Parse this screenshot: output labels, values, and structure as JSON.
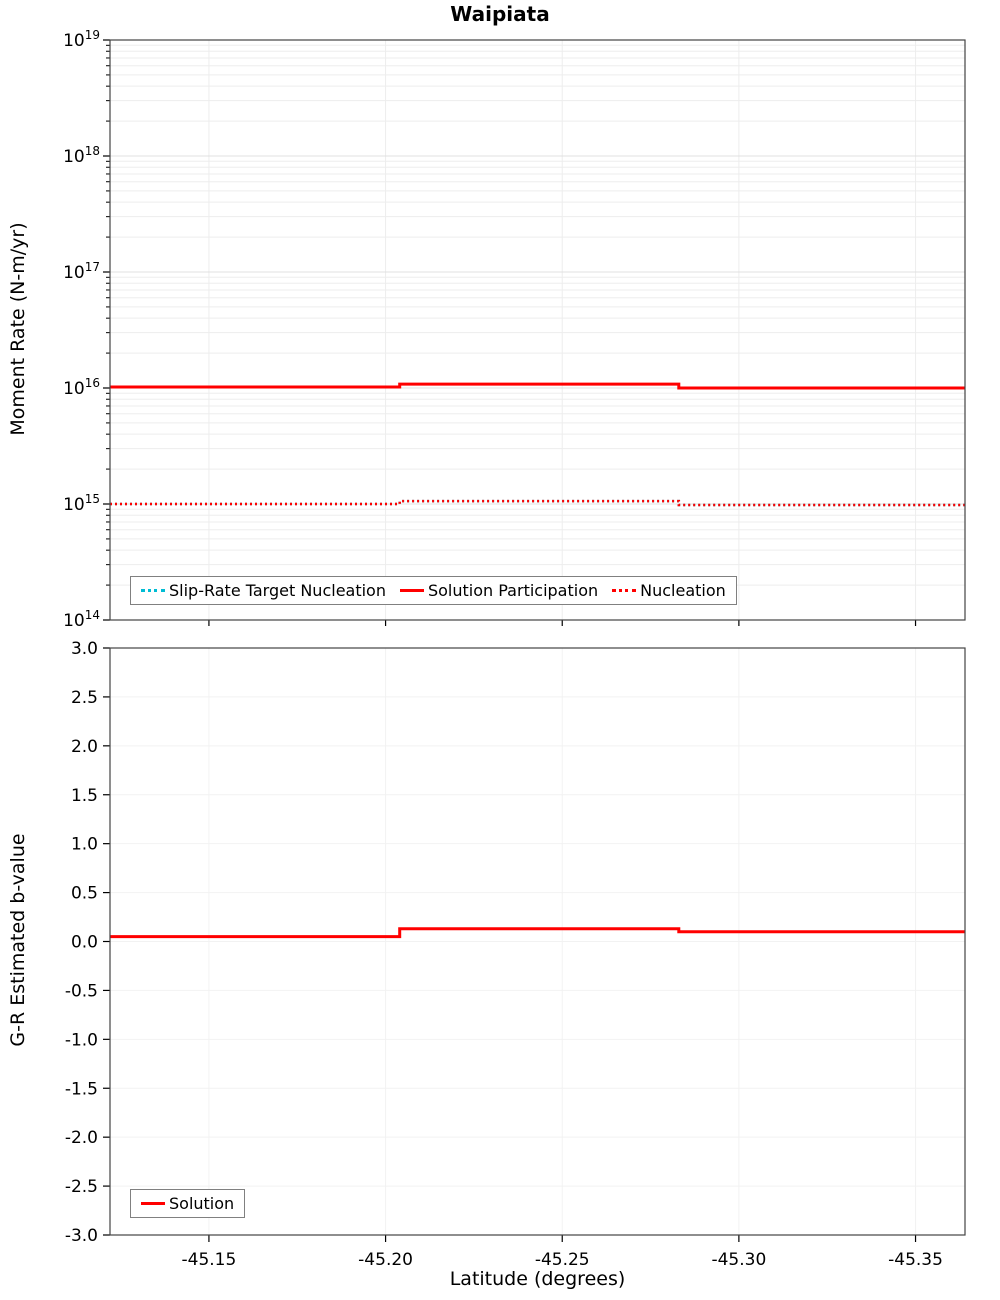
{
  "chart_data": [
    {
      "type": "line",
      "title": "Waipiata",
      "ylabel": "Moment Rate (N-m/yr)",
      "yscale": "log",
      "ylim_exp": [
        14,
        19
      ],
      "xlim": [
        -45.122,
        -45.364
      ],
      "xticks": [
        -45.15,
        -45.2,
        -45.25,
        -45.3,
        -45.35
      ],
      "grid": true,
      "legend_position": "bottom-inside",
      "series": [
        {
          "name": "Slip-Rate Target Nucleation",
          "color": "#00bcd4",
          "style": "dotted",
          "width": 2.5,
          "x": [
            -45.122,
            -45.204,
            -45.204,
            -45.283,
            -45.283,
            -45.364
          ],
          "y": [
            1000000000000000.0,
            1000000000000000.0,
            1060000000000000.0,
            1060000000000000.0,
            980000000000000.0,
            980000000000000.0
          ]
        },
        {
          "name": "Solution Participation",
          "color": "#ff0000",
          "style": "solid",
          "width": 3,
          "x": [
            -45.122,
            -45.204,
            -45.204,
            -45.283,
            -45.283,
            -45.364
          ],
          "y": [
            1.02e+16,
            1.02e+16,
            1.08e+16,
            1.08e+16,
            1e+16,
            1e+16
          ]
        },
        {
          "name": "Nucleation",
          "color": "#ff0000",
          "style": "dotted",
          "width": 2.5,
          "x": [
            -45.122,
            -45.204,
            -45.204,
            -45.283,
            -45.283,
            -45.364
          ],
          "y": [
            1000000000000000.0,
            1000000000000000.0,
            1060000000000000.0,
            1060000000000000.0,
            980000000000000.0,
            980000000000000.0
          ]
        }
      ]
    },
    {
      "type": "line",
      "ylabel": "G-R Estimated b-value",
      "xlabel": "Latitude (degrees)",
      "ylim": [
        -3.0,
        3.0
      ],
      "ytick_step": 0.5,
      "xlim": [
        -45.122,
        -45.364
      ],
      "xticks": [
        -45.15,
        -45.2,
        -45.25,
        -45.3,
        -45.35
      ],
      "grid": true,
      "legend_position": "bottom-left-inside",
      "series": [
        {
          "name": "Solution",
          "color": "#ff0000",
          "style": "solid",
          "width": 3,
          "x": [
            -45.122,
            -45.204,
            -45.204,
            -45.283,
            -45.283,
            -45.364
          ],
          "y": [
            0.05,
            0.05,
            0.13,
            0.13,
            0.1,
            0.1
          ]
        }
      ]
    }
  ]
}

* [SHORT TASK] Quote every line word for word and keep the images out of the copy.

* [EXPECTED ANSWER]
Parse this screenshot: output labels, values, and structure as JSON.
{
  "chart_data": [
    {
      "type": "line",
      "title": "Waipiata",
      "ylabel": "Moment Rate (N-m/yr)",
      "yscale": "log",
      "ylim_exp": [
        14,
        19
      ],
      "xlim": [
        -45.122,
        -45.364
      ],
      "xticks": [
        -45.15,
        -45.2,
        -45.25,
        -45.3,
        -45.35
      ],
      "grid": true,
      "legend_position": "bottom-inside",
      "series": [
        {
          "name": "Slip-Rate Target Nucleation",
          "color": "#00bcd4",
          "style": "dotted",
          "width": 2.5,
          "x": [
            -45.122,
            -45.204,
            -45.204,
            -45.283,
            -45.283,
            -45.364
          ],
          "y": [
            1000000000000000.0,
            1000000000000000.0,
            1060000000000000.0,
            1060000000000000.0,
            980000000000000.0,
            980000000000000.0
          ]
        },
        {
          "name": "Solution Participation",
          "color": "#ff0000",
          "style": "solid",
          "width": 3,
          "x": [
            -45.122,
            -45.204,
            -45.204,
            -45.283,
            -45.283,
            -45.364
          ],
          "y": [
            1.02e+16,
            1.02e+16,
            1.08e+16,
            1.08e+16,
            1e+16,
            1e+16
          ]
        },
        {
          "name": "Nucleation",
          "color": "#ff0000",
          "style": "dotted",
          "width": 2.5,
          "x": [
            -45.122,
            -45.204,
            -45.204,
            -45.283,
            -45.283,
            -45.364
          ],
          "y": [
            1000000000000000.0,
            1000000000000000.0,
            1060000000000000.0,
            1060000000000000.0,
            980000000000000.0,
            980000000000000.0
          ]
        }
      ]
    },
    {
      "type": "line",
      "ylabel": "G-R Estimated b-value",
      "xlabel": "Latitude (degrees)",
      "ylim": [
        -3.0,
        3.0
      ],
      "ytick_step": 0.5,
      "xlim": [
        -45.122,
        -45.364
      ],
      "xticks": [
        -45.15,
        -45.2,
        -45.25,
        -45.3,
        -45.35
      ],
      "grid": true,
      "legend_position": "bottom-left-inside",
      "series": [
        {
          "name": "Solution",
          "color": "#ff0000",
          "style": "solid",
          "width": 3,
          "x": [
            -45.122,
            -45.204,
            -45.204,
            -45.283,
            -45.283,
            -45.364
          ],
          "y": [
            0.05,
            0.05,
            0.13,
            0.13,
            0.1,
            0.1
          ]
        }
      ]
    }
  ]
}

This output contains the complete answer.